- [How to complete this task] Every entry below must be reproduced exactly.

- [Working data]
----

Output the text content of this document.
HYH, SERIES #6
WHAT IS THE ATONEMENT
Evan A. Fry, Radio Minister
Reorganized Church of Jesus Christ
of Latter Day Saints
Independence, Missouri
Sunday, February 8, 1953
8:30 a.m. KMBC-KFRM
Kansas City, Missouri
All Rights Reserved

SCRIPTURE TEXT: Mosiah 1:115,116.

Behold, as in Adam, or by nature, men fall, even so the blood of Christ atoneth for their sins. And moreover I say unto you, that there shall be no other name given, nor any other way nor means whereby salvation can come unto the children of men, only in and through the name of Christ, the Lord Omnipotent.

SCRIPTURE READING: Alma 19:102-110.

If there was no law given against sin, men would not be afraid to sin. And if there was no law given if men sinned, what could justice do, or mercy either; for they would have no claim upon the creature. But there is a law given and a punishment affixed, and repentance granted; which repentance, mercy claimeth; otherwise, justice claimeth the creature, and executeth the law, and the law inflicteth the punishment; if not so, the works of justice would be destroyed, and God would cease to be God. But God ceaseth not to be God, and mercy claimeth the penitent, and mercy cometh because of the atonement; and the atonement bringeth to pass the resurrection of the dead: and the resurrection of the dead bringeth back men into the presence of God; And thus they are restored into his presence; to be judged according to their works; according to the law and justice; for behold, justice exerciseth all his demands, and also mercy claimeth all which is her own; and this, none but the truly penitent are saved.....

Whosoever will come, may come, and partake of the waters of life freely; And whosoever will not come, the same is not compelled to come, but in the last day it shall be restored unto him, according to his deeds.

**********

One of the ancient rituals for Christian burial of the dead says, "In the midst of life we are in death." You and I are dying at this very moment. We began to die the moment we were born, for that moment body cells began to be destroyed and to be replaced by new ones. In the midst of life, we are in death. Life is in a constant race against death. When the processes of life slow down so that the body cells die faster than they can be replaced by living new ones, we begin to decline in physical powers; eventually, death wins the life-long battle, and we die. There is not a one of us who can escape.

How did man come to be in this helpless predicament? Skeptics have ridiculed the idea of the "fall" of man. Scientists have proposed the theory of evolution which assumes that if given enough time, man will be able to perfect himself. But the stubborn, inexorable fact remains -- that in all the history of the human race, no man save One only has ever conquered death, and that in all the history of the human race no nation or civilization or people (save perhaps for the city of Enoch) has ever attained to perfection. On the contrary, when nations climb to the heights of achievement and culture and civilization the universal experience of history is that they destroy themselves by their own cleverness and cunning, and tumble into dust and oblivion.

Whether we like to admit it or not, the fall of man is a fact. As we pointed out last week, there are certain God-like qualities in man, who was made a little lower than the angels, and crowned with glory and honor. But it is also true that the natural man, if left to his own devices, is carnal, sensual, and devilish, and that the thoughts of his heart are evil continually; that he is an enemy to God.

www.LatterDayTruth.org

----

- [Answer to the exercise]
Output the text content of this document.
HYH, SERIES #6
WHAT IS THE ATONEMENT
Evan A. Fry, Radio Minister
Reorganized Church of Jesus Christ
of Latter Day Saints
Independence, Missouri
Sunday, February 8, 1953
8:30 a.m. KMBC-KFRM
Kansas City, Missouri
All Rights Reserved

SCRIPTURE TEXT: Mosiah 1:115,116.

Behold, as in Adam, or by nature, men fall, even so the blood of Christ atoneth for their sins. And moreover I say unto you, that there shall be no other name given, nor any other way nor means whereby salvation can come unto the children of men, only in and through the name of Christ, the Lord Omnipotent.

SCRIPTURE READING: Alma 19:102-110.

If there was no law given against sin, men would not be afraid to sin. And if there was no law given if men sinned, what could justice do, or mercy either; for they would have no claim upon the creature. But there is a law given and a punishment affixed, and repentance granted; which repentance, mercy claimeth; otherwise, justice claimeth the creature, and executeth the law, and the law inflicteth the punishment; if not so, the works of justice would be destroyed, and God would cease to be God. But God ceaseth not to be God, and mercy claimeth the penitent, and mercy cometh because of the atonement; and the atonement bringeth to pass the resurrection of the dead: and the resurrection of the dead bringeth back men into the presence of God; And thus they are restored into his presence; to be judged according to their works; according to the law and justice; for behold, justice exerciseth all his demands, and also mercy claimeth all which is her own; and this, none but the truly penitent are saved.....

Whosoever will come, may come, and partake of the waters of life freely; And whosoever will not come, the same is not compelled to come, but in the last day it shall be restored unto him, according to his deeds.

**********

One of the ancient rituals for Christian burial of the dead says, "In the midst of life we are in death." You and I are dying at this very moment. We began to die the moment we were born, for that moment body cells began to be destroyed and to be replaced by new ones. In the midst of life, we are in death. Life is in a constant race against death. When the processes of life slow down so that the body cells die faster than they can be replaced by living new ones, we begin to decline in physical powers; eventually, death wins the life-long battle, and we die. There is not a one of us who can escape.

How did man come to be in this helpless predicament? Skeptics have ridiculed the idea of the "fall" of man. Scientists have proposed the theory of evolution which assumes that if given enough time, man will be able to perfect himself. But the stubborn, inexorable fact remains -- that in all the history of the human race, no man save One only has ever conquered death, and that in all the history of the human race no nation or civilization or people (save perhaps for the city of Enoch) has ever attained to perfection. On the contrary, when nations climb to the heights of achievement and culture and civilization the universal experience of history is that they destroy themselves by their own cleverness and cunning, and tumble into dust and oblivion.

Whether we like to admit it or not, the fall of man is a fact. As we pointed out last week, there are certain God-like qualities in man, who was made a little lower than the angels, and crowned with glory and honor. But it is also true that the natural man, if left to his own devices, is carnal, sensual, and devilish, and that the thoughts of his heart are evil continually; that he is an enemy to God.

www.LatterDayTruth.org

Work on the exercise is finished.